(Dataset records)
* * *
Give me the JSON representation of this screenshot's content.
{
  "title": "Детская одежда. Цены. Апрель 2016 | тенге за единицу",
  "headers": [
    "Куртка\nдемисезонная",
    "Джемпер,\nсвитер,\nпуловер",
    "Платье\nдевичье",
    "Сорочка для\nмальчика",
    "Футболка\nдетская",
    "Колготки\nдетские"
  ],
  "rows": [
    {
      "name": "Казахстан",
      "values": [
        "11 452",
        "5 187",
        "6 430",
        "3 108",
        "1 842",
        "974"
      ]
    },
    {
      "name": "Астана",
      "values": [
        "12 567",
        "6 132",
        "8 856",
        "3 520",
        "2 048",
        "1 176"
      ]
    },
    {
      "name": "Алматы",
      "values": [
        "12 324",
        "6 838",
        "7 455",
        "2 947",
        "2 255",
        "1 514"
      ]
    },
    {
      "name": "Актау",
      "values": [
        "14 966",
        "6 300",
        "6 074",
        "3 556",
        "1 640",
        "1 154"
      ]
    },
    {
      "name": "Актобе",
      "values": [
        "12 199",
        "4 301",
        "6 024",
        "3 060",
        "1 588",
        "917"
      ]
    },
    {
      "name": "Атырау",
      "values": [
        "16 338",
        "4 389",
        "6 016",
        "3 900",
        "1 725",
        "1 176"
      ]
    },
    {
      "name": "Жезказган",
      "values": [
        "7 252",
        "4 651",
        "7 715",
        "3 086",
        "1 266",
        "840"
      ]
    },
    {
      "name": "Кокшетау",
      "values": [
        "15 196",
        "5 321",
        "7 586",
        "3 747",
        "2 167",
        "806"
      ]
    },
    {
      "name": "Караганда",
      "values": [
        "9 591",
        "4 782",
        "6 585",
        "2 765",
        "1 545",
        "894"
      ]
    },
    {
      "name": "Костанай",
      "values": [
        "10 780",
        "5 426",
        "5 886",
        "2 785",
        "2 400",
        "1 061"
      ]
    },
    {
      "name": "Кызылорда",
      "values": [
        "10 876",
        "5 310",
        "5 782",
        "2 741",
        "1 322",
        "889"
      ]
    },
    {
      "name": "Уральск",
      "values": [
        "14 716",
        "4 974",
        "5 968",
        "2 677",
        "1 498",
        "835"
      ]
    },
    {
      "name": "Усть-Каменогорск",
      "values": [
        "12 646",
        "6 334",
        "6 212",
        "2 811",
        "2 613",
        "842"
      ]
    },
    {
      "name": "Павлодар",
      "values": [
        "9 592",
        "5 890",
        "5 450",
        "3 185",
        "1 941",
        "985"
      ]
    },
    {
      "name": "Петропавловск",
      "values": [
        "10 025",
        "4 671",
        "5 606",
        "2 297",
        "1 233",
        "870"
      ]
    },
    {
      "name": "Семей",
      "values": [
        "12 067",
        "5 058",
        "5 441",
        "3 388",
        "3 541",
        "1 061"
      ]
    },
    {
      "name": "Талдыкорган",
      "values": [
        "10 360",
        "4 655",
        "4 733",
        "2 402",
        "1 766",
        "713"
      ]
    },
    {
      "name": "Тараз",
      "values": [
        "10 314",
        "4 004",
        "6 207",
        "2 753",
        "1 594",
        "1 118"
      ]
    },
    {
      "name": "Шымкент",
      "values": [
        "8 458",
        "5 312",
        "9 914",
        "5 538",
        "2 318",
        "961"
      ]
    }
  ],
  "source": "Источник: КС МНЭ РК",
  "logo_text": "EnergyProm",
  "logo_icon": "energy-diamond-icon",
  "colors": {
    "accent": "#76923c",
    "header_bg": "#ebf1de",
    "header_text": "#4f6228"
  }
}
* * *
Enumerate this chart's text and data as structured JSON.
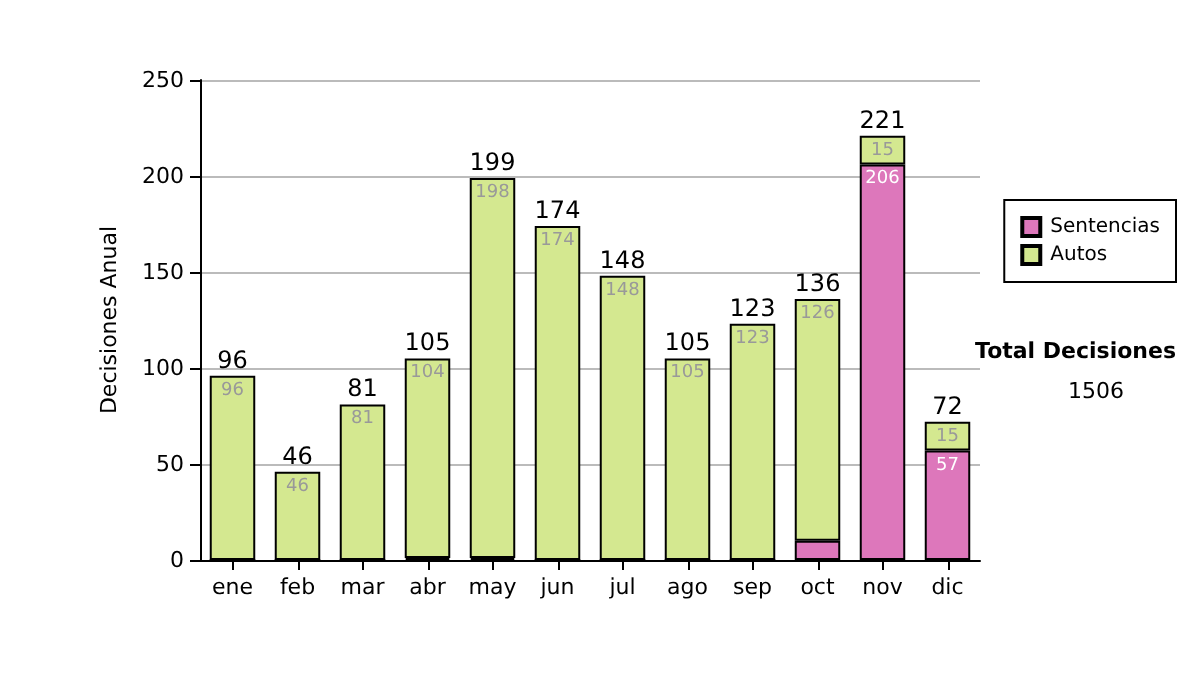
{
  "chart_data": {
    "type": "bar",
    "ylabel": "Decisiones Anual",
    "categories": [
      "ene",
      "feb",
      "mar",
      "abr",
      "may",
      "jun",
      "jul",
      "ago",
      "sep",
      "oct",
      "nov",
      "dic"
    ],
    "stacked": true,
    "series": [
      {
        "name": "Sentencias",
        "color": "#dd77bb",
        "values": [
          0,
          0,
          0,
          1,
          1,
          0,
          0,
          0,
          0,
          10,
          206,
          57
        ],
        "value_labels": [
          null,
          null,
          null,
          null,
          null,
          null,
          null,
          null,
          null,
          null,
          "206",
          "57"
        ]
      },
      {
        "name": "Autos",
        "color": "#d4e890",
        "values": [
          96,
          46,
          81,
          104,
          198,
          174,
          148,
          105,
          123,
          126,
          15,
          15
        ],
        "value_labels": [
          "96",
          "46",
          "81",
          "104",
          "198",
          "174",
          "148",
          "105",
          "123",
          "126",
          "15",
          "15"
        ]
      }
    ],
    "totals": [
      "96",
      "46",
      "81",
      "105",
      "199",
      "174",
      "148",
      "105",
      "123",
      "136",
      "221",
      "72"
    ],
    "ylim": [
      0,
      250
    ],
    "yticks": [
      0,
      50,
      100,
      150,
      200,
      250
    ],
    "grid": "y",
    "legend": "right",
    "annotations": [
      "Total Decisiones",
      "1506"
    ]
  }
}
* * *
▶ _GOAL OF THE EXERCISE_
Write down only the number of lines that contain the string "this" in the listing.

▶ _FINAL RESULT_
2